(Instruction): Copy all the material below, exactly as it stands.

(Record excerpts):
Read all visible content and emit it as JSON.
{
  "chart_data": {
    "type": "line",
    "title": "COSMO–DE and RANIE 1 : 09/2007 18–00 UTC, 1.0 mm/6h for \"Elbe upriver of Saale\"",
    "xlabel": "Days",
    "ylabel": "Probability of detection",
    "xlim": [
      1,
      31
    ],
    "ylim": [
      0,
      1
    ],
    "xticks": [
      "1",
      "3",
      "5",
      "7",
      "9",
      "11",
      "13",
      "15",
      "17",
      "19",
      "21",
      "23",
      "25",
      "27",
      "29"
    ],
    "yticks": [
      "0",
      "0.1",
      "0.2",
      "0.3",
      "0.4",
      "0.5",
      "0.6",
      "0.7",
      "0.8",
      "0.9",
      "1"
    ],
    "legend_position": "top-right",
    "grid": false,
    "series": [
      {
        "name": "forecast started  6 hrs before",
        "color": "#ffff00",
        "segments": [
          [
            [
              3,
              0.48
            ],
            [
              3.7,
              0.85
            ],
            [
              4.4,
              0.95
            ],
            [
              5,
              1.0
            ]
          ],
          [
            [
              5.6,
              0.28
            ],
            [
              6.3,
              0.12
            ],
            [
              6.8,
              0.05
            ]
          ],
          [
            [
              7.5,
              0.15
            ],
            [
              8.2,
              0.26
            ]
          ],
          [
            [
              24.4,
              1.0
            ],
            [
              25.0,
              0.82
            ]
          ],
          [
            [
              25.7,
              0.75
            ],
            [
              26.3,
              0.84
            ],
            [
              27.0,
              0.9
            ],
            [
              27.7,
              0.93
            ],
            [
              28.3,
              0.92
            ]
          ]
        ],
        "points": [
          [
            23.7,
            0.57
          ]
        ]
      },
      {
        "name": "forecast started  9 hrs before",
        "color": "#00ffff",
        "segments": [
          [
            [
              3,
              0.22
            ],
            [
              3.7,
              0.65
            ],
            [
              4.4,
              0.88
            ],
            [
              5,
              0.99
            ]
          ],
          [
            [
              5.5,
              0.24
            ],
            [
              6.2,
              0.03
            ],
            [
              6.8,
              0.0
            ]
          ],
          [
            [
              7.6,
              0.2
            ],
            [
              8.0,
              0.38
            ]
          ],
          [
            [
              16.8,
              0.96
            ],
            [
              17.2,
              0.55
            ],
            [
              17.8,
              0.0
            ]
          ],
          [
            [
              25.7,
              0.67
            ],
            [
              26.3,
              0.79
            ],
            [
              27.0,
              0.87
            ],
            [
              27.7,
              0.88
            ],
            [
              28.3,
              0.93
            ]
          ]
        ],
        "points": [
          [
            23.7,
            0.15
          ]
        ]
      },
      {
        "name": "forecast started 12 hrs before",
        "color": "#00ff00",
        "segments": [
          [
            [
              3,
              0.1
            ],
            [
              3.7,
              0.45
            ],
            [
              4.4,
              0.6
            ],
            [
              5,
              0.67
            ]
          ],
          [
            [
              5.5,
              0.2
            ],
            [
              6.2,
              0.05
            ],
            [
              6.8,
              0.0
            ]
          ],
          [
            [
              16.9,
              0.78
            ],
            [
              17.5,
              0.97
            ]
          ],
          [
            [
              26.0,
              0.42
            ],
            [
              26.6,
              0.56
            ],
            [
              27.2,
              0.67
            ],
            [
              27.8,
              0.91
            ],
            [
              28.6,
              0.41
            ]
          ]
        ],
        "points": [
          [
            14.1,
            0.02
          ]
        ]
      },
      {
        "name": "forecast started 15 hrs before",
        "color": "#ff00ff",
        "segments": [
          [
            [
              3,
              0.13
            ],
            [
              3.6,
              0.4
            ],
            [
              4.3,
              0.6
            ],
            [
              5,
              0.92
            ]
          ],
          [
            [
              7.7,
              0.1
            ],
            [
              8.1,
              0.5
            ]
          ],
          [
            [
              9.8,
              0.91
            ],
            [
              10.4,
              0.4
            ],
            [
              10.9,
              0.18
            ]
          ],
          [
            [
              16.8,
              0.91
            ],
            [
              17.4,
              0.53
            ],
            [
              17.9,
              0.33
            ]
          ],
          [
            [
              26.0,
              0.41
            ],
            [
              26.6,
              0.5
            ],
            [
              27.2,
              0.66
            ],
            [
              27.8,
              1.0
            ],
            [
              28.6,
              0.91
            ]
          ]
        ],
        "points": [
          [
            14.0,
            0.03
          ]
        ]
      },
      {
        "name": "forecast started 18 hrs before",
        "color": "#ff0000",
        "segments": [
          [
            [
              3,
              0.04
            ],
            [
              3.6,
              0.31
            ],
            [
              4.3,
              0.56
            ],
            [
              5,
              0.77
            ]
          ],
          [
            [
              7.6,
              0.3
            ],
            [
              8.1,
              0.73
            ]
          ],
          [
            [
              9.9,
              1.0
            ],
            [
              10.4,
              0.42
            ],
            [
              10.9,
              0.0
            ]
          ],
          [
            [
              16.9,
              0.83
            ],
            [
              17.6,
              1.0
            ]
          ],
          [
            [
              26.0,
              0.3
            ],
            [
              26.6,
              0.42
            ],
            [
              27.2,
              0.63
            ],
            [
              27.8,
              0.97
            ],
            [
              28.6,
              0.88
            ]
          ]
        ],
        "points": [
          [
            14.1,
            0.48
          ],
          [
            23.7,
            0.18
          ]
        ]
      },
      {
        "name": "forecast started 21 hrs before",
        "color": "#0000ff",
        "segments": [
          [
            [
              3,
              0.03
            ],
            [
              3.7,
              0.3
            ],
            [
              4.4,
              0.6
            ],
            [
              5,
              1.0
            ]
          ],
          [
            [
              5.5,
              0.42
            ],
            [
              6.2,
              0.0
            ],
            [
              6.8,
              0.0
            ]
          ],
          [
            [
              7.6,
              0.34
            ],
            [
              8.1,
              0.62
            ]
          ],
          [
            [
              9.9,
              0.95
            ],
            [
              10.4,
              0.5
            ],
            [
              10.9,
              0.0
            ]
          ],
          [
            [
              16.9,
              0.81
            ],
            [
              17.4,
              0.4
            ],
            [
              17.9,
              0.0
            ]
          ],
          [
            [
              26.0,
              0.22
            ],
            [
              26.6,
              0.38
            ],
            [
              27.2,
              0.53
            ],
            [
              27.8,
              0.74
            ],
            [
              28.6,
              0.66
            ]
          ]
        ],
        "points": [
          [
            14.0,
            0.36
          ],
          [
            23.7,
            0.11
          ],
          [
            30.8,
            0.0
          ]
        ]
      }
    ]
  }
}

(Expected answer):
Read all visible content and emit it as JSON.
{
  "chart_data": {
    "type": "line",
    "title": "COSMO–DE and RANIE 1 : 09/2007 18–00 UTC, 1.0 mm/6h for \"Elbe upriver of Saale\"",
    "xlabel": "Days",
    "ylabel": "Probability of detection",
    "xlim": [
      1,
      31
    ],
    "ylim": [
      0,
      1
    ],
    "xticks": [
      "1",
      "3",
      "5",
      "7",
      "9",
      "11",
      "13",
      "15",
      "17",
      "19",
      "21",
      "23",
      "25",
      "27",
      "29"
    ],
    "yticks": [
      "0",
      "0.1",
      "0.2",
      "0.3",
      "0.4",
      "0.5",
      "0.6",
      "0.7",
      "0.8",
      "0.9",
      "1"
    ],
    "legend_position": "top-right",
    "grid": false,
    "series": [
      {
        "name": "forecast started  6 hrs before",
        "color": "#ffff00",
        "segments": [
          [
            [
              3,
              0.48
            ],
            [
              3.7,
              0.85
            ],
            [
              4.4,
              0.95
            ],
            [
              5,
              1.0
            ]
          ],
          [
            [
              5.6,
              0.28
            ],
            [
              6.3,
              0.12
            ],
            [
              6.8,
              0.05
            ]
          ],
          [
            [
              7.5,
              0.15
            ],
            [
              8.2,
              0.26
            ]
          ],
          [
            [
              24.4,
              1.0
            ],
            [
              25.0,
              0.82
            ]
          ],
          [
            [
              25.7,
              0.75
            ],
            [
              26.3,
              0.84
            ],
            [
              27.0,
              0.9
            ],
            [
              27.7,
              0.93
            ],
            [
              28.3,
              0.92
            ]
          ]
        ],
        "points": [
          [
            23.7,
            0.57
          ]
        ]
      },
      {
        "name": "forecast started  9 hrs before",
        "color": "#00ffff",
        "segments": [
          [
            [
              3,
              0.22
            ],
            [
              3.7,
              0.65
            ],
            [
              4.4,
              0.88
            ],
            [
              5,
              0.99
            ]
          ],
          [
            [
              5.5,
              0.24
            ],
            [
              6.2,
              0.03
            ],
            [
              6.8,
              0.0
            ]
          ],
          [
            [
              7.6,
              0.2
            ],
            [
              8.0,
              0.38
            ]
          ],
          [
            [
              16.8,
              0.96
            ],
            [
              17.2,
              0.55
            ],
            [
              17.8,
              0.0
            ]
          ],
          [
            [
              25.7,
              0.67
            ],
            [
              26.3,
              0.79
            ],
            [
              27.0,
              0.87
            ],
            [
              27.7,
              0.88
            ],
            [
              28.3,
              0.93
            ]
          ]
        ],
        "points": [
          [
            23.7,
            0.15
          ]
        ]
      },
      {
        "name": "forecast started 12 hrs before",
        "color": "#00ff00",
        "segments": [
          [
            [
              3,
              0.1
            ],
            [
              3.7,
              0.45
            ],
            [
              4.4,
              0.6
            ],
            [
              5,
              0.67
            ]
          ],
          [
            [
              5.5,
              0.2
            ],
            [
              6.2,
              0.05
            ],
            [
              6.8,
              0.0
            ]
          ],
          [
            [
              16.9,
              0.78
            ],
            [
              17.5,
              0.97
            ]
          ],
          [
            [
              26.0,
              0.42
            ],
            [
              26.6,
              0.56
            ],
            [
              27.2,
              0.67
            ],
            [
              27.8,
              0.91
            ],
            [
              28.6,
              0.41
            ]
          ]
        ],
        "points": [
          [
            14.1,
            0.02
          ]
        ]
      },
      {
        "name": "forecast started 15 hrs before",
        "color": "#ff00ff",
        "segments": [
          [
            [
              3,
              0.13
            ],
            [
              3.6,
              0.4
            ],
            [
              4.3,
              0.6
            ],
            [
              5,
              0.92
            ]
          ],
          [
            [
              7.7,
              0.1
            ],
            [
              8.1,
              0.5
            ]
          ],
          [
            [
              9.8,
              0.91
            ],
            [
              10.4,
              0.4
            ],
            [
              10.9,
              0.18
            ]
          ],
          [
            [
              16.8,
              0.91
            ],
            [
              17.4,
              0.53
            ],
            [
              17.9,
              0.33
            ]
          ],
          [
            [
              26.0,
              0.41
            ],
            [
              26.6,
              0.5
            ],
            [
              27.2,
              0.66
            ],
            [
              27.8,
              1.0
            ],
            [
              28.6,
              0.91
            ]
          ]
        ],
        "points": [
          [
            14.0,
            0.03
          ]
        ]
      },
      {
        "name": "forecast started 18 hrs before",
        "color": "#ff0000",
        "segments": [
          [
            [
              3,
              0.04
            ],
            [
              3.6,
              0.31
            ],
            [
              4.3,
              0.56
            ],
            [
              5,
              0.77
            ]
          ],
          [
            [
              7.6,
              0.3
            ],
            [
              8.1,
              0.73
            ]
          ],
          [
            [
              9.9,
              1.0
            ],
            [
              10.4,
              0.42
            ],
            [
              10.9,
              0.0
            ]
          ],
          [
            [
              16.9,
              0.83
            ],
            [
              17.6,
              1.0
            ]
          ],
          [
            [
              26.0,
              0.3
            ],
            [
              26.6,
              0.42
            ],
            [
              27.2,
              0.63
            ],
            [
              27.8,
              0.97
            ],
            [
              28.6,
              0.88
            ]
          ]
        ],
        "points": [
          [
            14.1,
            0.48
          ],
          [
            23.7,
            0.18
          ]
        ]
      },
      {
        "name": "forecast started 21 hrs before",
        "color": "#0000ff",
        "segments": [
          [
            [
              3,
              0.03
            ],
            [
              3.7,
              0.3
            ],
            [
              4.4,
              0.6
            ],
            [
              5,
              1.0
            ]
          ],
          [
            [
              5.5,
              0.42
            ],
            [
              6.2,
              0.0
            ],
            [
              6.8,
              0.0
            ]
          ],
          [
            [
              7.6,
              0.34
            ],
            [
              8.1,
              0.62
            ]
          ],
          [
            [
              9.9,
              0.95
            ],
            [
              10.4,
              0.5
            ],
            [
              10.9,
              0.0
            ]
          ],
          [
            [
              16.9,
              0.81
            ],
            [
              17.4,
              0.4
            ],
            [
              17.9,
              0.0
            ]
          ],
          [
            [
              26.0,
              0.22
            ],
            [
              26.6,
              0.38
            ],
            [
              27.2,
              0.53
            ],
            [
              27.8,
              0.74
            ],
            [
              28.6,
              0.66
            ]
          ]
        ],
        "points": [
          [
            14.0,
            0.36
          ],
          [
            23.7,
            0.11
          ],
          [
            30.8,
            0.0
          ]
        ]
      }
    ]
  }
}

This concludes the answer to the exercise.